* Begin Source passage *
Configuration scripts: /etc/jabber/

IM user files (and .pid): /var/spool/jabber

Jabber modules: /usr/lib/jabber

Runtime logs: /var/log/jabber

To get your system up and running you'll need to tweak the hell out of the files in /etc/jabber. Each .xml file is for a seperate instance of jabber, so that you have one main instance handling the main jabber server itself and all the inter-communication, plus another instance for every "transport" you want to use.

If you don't want to use a particular transport, you'll need to edit /etc/init.d/jabber and comment out the line in question. Likewise, you'll add lines here if you need to add one.

That should be enough to get you started at least. Play around on your own, and use the configuration examples at http://www.jabber.org/admin/config-examples.php for reference if you're unsure. If you're stumped though, and there *are* a number of stumbling blocks you'll run into, leave a note here and I'll give it a shot.
* End Source passage *
* Begin Rows *
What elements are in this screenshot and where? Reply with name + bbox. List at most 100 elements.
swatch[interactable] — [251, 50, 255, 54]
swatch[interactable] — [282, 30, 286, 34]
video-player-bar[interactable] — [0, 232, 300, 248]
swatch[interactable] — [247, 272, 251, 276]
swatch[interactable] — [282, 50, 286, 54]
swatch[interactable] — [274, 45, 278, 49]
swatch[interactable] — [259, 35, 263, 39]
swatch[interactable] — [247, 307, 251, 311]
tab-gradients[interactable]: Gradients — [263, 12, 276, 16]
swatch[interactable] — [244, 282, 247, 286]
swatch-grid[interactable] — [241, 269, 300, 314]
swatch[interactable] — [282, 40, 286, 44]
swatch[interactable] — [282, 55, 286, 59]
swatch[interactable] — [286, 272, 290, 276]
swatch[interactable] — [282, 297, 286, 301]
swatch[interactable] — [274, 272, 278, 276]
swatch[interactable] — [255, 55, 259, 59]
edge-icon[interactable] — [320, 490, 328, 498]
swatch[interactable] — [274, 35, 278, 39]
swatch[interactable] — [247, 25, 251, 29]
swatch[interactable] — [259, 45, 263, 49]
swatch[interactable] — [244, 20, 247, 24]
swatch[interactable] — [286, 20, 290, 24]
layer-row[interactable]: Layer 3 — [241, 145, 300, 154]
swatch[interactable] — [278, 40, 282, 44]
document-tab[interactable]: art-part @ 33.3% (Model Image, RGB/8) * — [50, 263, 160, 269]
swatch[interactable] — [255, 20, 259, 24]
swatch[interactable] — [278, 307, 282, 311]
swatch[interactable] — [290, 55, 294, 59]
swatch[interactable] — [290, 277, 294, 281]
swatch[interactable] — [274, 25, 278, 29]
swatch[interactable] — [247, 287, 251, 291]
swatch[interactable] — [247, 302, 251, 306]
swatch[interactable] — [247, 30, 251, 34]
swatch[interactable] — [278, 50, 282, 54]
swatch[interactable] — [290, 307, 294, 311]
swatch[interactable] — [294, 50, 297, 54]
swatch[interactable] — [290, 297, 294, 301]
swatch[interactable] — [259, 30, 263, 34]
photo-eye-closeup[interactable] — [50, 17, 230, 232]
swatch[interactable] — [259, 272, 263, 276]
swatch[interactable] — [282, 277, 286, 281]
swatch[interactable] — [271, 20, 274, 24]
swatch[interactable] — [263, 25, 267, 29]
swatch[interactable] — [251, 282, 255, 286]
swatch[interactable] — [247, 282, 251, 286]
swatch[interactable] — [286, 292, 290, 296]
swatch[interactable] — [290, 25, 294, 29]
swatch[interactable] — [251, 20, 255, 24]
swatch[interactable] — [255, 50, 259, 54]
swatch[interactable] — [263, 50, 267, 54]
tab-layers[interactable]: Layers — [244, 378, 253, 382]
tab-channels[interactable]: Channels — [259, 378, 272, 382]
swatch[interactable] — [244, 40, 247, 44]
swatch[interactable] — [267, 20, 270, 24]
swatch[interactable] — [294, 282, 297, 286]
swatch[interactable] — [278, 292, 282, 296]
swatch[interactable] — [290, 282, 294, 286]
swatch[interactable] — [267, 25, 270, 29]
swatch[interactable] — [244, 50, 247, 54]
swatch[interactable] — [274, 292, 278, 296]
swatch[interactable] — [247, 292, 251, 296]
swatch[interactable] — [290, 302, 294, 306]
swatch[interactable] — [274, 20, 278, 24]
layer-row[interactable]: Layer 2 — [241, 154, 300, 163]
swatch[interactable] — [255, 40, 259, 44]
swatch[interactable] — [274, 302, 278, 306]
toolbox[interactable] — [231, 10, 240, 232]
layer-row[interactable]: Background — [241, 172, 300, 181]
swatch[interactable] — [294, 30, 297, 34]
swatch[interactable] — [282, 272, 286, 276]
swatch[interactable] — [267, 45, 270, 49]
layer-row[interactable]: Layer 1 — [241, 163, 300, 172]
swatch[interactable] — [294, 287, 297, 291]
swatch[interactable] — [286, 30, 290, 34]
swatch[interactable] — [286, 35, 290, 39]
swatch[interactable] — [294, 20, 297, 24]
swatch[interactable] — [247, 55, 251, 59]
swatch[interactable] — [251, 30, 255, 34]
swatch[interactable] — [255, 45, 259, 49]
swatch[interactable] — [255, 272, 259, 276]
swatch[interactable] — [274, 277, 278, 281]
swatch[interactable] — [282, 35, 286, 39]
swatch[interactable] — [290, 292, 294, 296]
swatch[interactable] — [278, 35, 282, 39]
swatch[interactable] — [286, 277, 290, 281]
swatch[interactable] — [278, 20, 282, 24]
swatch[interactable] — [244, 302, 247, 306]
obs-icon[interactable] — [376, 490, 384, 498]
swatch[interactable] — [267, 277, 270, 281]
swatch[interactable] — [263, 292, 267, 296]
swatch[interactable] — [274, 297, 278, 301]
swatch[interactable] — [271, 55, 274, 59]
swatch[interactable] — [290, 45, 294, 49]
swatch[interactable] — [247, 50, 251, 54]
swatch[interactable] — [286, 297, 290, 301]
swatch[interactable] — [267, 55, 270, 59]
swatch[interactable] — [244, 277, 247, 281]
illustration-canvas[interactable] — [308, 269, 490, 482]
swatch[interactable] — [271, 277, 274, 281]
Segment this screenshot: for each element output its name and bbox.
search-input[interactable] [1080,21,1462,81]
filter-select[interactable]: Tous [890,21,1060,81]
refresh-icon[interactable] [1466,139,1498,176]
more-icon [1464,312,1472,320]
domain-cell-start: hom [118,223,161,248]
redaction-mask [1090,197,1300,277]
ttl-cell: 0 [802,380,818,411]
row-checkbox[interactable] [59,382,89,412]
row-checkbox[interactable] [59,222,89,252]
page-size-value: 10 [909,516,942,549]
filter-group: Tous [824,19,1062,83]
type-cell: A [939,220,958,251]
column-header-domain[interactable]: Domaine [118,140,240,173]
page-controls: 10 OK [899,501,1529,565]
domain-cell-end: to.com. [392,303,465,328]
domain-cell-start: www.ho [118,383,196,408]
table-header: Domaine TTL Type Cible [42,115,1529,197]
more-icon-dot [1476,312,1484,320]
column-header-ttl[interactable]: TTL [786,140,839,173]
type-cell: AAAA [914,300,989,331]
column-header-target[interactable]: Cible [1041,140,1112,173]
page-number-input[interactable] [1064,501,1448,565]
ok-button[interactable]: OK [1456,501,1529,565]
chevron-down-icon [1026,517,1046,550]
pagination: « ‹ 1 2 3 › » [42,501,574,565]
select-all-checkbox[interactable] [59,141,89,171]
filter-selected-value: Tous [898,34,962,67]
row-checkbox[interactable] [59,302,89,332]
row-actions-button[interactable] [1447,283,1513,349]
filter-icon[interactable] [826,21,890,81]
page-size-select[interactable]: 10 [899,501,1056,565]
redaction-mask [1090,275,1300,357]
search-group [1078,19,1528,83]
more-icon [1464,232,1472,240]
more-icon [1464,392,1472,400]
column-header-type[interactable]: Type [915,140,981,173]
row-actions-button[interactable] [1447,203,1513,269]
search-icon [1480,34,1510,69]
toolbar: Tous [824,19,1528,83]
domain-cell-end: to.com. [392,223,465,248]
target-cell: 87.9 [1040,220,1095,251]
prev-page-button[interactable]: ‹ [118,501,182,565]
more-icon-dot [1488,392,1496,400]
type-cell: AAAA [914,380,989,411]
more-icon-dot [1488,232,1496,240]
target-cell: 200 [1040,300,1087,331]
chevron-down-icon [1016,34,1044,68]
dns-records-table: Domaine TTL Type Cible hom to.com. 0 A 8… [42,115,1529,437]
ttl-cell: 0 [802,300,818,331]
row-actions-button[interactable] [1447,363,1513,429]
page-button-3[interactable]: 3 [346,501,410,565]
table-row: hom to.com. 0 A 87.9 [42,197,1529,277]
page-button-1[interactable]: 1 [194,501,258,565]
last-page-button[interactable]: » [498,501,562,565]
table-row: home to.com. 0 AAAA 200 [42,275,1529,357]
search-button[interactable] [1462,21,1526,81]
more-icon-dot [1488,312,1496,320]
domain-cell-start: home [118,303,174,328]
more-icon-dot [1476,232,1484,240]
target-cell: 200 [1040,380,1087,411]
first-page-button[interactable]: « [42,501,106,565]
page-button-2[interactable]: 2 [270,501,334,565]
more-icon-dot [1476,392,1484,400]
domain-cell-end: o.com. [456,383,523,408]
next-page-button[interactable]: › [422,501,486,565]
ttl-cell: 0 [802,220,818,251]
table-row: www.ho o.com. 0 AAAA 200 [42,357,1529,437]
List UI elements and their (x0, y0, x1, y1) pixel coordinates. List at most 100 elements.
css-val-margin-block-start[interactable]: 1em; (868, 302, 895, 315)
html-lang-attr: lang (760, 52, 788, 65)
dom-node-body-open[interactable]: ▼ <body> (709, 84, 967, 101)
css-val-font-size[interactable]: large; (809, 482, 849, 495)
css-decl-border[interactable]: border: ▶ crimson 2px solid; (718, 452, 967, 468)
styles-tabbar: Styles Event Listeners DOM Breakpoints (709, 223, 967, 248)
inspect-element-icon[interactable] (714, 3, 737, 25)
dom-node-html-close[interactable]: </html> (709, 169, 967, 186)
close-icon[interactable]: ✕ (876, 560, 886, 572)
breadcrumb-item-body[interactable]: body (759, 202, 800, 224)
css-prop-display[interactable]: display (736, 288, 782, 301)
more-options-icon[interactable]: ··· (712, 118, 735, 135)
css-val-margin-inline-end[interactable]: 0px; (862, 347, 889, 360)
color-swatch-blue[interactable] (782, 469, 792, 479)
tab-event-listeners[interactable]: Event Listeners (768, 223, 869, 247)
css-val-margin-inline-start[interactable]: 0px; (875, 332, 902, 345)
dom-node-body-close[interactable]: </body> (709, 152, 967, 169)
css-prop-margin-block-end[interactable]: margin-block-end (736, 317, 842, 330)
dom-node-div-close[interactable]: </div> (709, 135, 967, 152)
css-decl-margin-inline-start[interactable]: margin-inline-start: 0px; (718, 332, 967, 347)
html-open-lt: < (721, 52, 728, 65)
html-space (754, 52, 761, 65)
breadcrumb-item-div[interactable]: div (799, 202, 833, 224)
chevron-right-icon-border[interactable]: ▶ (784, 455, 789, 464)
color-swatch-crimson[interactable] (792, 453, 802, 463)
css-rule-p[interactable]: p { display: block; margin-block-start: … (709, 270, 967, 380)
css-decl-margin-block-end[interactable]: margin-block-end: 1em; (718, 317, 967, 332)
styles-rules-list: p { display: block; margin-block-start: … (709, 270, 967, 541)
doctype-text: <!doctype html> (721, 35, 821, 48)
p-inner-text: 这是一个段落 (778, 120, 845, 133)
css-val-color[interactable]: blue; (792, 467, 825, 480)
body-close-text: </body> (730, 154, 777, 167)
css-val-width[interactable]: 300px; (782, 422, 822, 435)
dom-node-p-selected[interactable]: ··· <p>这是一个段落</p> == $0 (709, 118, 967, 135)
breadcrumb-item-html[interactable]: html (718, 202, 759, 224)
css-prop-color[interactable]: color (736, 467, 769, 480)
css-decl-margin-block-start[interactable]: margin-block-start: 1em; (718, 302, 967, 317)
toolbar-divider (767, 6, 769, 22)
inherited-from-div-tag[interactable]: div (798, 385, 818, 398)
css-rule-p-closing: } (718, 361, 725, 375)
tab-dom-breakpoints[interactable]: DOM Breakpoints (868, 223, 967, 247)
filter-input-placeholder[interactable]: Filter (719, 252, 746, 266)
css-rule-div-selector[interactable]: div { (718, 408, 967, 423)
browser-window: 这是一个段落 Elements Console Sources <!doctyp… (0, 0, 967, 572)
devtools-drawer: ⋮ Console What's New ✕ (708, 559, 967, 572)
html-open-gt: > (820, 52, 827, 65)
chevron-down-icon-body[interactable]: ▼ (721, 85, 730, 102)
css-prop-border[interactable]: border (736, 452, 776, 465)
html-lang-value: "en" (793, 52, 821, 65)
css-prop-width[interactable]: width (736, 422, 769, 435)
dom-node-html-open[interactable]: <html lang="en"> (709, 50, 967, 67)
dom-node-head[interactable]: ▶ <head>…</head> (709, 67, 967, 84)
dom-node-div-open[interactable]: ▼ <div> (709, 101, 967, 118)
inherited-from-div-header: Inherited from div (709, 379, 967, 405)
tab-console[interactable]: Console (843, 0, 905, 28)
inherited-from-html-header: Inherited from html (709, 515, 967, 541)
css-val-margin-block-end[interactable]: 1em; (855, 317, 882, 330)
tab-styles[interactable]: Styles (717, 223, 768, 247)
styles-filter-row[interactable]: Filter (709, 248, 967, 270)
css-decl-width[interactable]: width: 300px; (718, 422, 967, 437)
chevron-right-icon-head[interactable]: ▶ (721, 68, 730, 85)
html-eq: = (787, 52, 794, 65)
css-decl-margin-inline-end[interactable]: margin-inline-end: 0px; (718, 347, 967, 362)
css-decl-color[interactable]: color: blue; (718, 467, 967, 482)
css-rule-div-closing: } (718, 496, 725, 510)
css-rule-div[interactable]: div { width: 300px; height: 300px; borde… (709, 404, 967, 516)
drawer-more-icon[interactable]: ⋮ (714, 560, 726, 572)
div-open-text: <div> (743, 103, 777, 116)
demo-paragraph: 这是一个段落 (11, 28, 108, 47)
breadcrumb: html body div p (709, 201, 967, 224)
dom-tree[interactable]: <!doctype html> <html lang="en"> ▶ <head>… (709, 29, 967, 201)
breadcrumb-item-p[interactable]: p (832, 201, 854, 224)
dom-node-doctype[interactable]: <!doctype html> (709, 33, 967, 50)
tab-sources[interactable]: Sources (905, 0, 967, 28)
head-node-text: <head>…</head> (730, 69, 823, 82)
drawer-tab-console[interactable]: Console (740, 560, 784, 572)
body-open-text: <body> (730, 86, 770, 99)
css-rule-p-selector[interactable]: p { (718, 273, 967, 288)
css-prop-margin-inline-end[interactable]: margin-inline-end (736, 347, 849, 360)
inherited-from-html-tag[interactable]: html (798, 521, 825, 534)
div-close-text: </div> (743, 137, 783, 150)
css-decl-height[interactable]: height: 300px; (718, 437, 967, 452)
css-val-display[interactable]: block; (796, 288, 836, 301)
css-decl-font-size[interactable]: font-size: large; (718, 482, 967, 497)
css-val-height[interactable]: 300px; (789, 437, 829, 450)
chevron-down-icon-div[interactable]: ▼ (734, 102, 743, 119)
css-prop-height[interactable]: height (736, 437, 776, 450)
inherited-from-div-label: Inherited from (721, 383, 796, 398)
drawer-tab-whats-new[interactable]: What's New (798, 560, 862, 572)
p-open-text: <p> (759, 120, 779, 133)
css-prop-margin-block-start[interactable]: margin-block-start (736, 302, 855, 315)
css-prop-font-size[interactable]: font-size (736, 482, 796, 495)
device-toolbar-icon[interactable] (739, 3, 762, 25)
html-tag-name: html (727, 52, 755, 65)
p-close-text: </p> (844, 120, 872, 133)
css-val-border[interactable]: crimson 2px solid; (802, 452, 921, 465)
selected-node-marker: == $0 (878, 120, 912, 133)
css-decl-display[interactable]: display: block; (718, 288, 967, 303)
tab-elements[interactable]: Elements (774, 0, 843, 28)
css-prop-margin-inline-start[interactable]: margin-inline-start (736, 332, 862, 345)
* End Rows *
Set tasks:
- A) In the Jabber setup text, which directory holds the runtime logs?
- B) Can you rewrite the paragraph in the Jabber setup text that begins "To get your system up and running" as a short bulleted list that keeps its main facts?
- C) Could you carry on the Jabber setup text from where it stops, in the same voice?
The records aren't needed for any of this.

Answers by task:
- A) /var/log/jabber

- B)
- Getting the system running requires heavy editing of the files in /etc/jabber.
- Each .xml file there is a separate instance of jabber.
- One main instance handles the jabber server itself and all the inter-communication.
- Every "transport" you want to use gets its own additional instance.

- C)
IMPORTANT: If you plan on using ANY of the transports, you'll need to be using the ~i386 glibc build. (glibc-2.3.2-r1) You will undergo multiple levels of rage and insanity if you put any effort at all into getting a transport working on the glibc-2.3.1-r4 that emerge likes. In short, if you want to run a jabber server without compiling a glibc that has the potential to b0rk your other programs, you'll need to invest in a seperate testing box or usermode Linux.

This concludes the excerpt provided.